[Start DATA ROWS]

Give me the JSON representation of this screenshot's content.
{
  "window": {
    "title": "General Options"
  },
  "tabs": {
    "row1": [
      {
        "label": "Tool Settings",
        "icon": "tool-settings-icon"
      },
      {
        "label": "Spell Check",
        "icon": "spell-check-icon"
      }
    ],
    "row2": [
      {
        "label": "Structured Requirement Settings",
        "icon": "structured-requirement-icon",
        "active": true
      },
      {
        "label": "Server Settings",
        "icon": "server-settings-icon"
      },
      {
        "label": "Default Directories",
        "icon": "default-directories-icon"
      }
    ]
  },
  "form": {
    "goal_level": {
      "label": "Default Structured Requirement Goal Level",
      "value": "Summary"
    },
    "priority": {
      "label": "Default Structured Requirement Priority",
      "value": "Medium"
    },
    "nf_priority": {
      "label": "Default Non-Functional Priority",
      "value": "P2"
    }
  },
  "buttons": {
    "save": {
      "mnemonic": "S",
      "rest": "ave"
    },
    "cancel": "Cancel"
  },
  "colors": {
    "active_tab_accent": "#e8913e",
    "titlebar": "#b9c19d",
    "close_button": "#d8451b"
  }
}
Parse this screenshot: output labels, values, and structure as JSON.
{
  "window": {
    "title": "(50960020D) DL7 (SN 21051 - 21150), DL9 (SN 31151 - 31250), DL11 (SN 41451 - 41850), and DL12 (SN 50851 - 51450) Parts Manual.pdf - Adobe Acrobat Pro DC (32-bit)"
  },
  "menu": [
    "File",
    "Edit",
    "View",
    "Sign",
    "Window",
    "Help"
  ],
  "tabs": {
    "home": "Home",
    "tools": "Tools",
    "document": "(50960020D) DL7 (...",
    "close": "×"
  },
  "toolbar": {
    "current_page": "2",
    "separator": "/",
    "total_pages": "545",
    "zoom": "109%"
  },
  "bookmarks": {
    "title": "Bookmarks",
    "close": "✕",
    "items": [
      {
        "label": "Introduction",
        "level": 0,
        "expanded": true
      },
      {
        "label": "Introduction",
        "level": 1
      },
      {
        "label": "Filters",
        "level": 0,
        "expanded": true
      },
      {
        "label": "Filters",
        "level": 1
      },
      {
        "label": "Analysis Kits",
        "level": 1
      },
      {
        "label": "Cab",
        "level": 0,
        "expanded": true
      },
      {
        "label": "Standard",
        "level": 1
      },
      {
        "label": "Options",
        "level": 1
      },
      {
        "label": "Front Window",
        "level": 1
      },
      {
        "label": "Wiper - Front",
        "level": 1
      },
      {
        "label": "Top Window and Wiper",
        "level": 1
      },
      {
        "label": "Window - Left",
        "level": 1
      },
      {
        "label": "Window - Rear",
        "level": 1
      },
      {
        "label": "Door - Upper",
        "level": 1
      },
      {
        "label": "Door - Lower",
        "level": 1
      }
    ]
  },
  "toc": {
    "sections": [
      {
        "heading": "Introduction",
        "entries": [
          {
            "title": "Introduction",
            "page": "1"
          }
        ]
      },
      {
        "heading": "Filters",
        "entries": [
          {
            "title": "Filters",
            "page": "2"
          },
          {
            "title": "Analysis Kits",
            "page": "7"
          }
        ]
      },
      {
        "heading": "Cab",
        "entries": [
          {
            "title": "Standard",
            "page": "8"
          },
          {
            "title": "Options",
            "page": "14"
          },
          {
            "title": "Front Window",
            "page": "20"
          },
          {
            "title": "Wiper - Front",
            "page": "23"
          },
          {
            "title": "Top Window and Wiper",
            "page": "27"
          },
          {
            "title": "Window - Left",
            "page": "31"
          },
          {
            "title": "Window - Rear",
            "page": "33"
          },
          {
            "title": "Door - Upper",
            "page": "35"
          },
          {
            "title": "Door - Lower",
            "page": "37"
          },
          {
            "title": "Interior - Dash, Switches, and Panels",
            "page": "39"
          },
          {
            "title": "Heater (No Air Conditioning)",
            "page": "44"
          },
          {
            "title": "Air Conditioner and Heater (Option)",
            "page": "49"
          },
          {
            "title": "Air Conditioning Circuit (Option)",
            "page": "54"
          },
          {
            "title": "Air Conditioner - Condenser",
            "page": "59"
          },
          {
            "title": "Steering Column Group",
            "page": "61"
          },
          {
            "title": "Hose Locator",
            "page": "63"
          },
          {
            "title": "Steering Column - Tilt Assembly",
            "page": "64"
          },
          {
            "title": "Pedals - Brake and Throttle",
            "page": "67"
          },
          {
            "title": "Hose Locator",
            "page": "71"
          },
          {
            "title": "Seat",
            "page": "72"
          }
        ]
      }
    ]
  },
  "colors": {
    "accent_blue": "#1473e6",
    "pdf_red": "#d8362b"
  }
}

[End DATA ROWS]

WORK TO BE COMPLETED: Using the data above, copy each line that contains "Heater".

SOLUTION TO THE EXERCISE:
            "title": "Heater (No Air Conditioning)",
            "title": "Air Conditioner and Heater (Option)",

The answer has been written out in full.